WORK TO COMPLETE
Pick every line from the data that holds the word "xlabel".

SUPPLIED INFORMATION
——

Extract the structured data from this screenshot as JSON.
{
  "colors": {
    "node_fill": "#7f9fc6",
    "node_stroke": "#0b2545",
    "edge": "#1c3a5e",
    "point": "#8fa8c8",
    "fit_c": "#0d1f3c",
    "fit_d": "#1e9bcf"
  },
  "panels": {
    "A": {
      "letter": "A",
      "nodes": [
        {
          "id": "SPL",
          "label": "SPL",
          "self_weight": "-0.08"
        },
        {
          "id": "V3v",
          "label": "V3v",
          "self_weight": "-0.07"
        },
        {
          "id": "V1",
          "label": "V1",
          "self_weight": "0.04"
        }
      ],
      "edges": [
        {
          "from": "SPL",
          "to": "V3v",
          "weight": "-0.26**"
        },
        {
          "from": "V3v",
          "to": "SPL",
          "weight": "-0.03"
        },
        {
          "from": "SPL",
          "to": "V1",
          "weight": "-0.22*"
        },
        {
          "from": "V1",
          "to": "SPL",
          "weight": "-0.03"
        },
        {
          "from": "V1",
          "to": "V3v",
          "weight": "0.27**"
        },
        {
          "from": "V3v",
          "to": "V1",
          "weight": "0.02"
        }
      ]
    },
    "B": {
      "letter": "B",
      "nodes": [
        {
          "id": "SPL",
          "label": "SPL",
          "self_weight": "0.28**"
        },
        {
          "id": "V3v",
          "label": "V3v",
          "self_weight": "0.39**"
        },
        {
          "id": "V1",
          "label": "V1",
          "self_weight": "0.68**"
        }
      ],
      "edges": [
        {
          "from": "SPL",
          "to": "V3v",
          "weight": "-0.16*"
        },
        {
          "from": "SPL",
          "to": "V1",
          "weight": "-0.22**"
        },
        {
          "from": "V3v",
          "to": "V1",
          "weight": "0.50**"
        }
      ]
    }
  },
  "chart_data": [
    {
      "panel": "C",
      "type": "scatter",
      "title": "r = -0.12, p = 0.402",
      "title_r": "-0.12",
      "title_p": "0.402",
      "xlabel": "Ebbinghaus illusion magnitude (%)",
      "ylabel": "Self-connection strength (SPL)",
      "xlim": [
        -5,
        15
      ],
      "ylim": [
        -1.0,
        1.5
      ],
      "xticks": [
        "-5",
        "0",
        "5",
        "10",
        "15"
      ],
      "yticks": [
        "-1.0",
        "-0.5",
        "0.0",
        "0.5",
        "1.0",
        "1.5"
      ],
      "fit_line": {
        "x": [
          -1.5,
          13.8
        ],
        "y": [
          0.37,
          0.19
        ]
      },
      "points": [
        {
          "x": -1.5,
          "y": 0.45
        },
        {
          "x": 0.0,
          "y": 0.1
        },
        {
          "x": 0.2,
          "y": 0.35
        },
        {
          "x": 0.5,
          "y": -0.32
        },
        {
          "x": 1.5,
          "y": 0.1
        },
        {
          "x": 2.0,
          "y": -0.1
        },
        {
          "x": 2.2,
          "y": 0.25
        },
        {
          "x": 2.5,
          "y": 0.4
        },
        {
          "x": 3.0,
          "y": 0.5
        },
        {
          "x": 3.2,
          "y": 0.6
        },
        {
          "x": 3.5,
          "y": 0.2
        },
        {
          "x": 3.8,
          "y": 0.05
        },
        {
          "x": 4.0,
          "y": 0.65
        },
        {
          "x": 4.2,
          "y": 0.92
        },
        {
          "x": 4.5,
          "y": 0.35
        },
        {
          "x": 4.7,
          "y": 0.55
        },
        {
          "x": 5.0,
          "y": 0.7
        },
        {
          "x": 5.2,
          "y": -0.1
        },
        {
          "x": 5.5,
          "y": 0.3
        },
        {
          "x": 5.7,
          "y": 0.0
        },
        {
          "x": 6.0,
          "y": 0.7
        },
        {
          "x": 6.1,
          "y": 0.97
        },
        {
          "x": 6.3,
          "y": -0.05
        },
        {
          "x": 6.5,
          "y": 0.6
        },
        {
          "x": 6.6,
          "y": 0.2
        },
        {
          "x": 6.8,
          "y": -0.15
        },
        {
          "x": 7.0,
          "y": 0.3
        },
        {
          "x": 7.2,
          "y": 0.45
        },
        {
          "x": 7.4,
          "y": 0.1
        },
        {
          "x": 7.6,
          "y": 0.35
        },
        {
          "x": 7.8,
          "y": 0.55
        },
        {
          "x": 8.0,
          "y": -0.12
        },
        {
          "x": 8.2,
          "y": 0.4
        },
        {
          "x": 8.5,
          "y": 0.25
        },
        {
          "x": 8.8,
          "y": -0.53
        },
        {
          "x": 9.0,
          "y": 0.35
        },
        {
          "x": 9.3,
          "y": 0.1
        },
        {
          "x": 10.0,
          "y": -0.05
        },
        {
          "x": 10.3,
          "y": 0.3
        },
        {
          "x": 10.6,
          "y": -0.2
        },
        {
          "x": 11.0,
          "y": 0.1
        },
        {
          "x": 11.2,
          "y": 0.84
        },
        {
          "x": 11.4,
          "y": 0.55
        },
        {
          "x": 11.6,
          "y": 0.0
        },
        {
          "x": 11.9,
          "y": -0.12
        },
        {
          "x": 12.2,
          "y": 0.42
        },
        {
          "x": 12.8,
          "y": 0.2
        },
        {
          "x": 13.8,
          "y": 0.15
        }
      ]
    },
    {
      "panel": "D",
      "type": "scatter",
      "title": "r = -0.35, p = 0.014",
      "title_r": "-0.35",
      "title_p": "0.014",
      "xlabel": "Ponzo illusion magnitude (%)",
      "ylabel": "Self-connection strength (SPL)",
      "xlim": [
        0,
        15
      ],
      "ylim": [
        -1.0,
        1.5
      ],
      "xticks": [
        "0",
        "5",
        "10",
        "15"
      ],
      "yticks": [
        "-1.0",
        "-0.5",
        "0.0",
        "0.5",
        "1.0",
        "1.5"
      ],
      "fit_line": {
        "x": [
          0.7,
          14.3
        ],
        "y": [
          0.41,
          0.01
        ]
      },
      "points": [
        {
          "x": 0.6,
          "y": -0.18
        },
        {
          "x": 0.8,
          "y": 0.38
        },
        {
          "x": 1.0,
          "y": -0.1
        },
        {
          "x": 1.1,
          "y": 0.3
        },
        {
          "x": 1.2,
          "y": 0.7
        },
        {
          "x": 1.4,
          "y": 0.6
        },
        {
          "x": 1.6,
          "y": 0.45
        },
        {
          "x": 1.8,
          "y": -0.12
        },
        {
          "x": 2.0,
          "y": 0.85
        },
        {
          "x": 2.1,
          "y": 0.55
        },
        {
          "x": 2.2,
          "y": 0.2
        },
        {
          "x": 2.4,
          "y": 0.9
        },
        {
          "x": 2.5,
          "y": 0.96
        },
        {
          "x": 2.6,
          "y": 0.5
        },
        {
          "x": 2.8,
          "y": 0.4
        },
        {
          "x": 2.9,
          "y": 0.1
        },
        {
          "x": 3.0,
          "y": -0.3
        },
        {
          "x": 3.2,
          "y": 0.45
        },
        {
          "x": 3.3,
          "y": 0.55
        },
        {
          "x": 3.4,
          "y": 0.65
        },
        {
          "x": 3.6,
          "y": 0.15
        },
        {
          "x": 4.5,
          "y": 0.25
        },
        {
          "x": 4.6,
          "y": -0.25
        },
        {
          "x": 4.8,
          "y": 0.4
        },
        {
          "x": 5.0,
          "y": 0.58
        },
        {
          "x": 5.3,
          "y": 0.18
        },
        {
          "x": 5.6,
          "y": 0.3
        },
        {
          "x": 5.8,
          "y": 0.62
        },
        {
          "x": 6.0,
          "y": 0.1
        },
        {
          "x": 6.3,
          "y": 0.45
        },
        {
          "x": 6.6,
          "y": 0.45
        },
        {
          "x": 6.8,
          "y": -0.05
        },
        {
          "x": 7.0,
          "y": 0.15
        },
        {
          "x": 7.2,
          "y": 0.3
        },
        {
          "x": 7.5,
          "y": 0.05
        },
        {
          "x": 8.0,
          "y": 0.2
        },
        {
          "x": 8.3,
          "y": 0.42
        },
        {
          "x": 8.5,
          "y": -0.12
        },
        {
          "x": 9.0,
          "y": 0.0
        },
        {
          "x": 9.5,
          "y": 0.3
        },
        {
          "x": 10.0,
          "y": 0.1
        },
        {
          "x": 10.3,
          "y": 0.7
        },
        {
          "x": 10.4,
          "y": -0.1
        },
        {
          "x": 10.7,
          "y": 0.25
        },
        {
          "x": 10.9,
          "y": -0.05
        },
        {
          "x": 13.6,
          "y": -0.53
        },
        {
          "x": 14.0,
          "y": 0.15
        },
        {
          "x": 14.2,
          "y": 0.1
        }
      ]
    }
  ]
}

——

ANSWER BELOW
      "xlabel": "Ebbinghaus illusion magnitude (%)",
      "xlabel": "Ponzo illusion magnitude (%)",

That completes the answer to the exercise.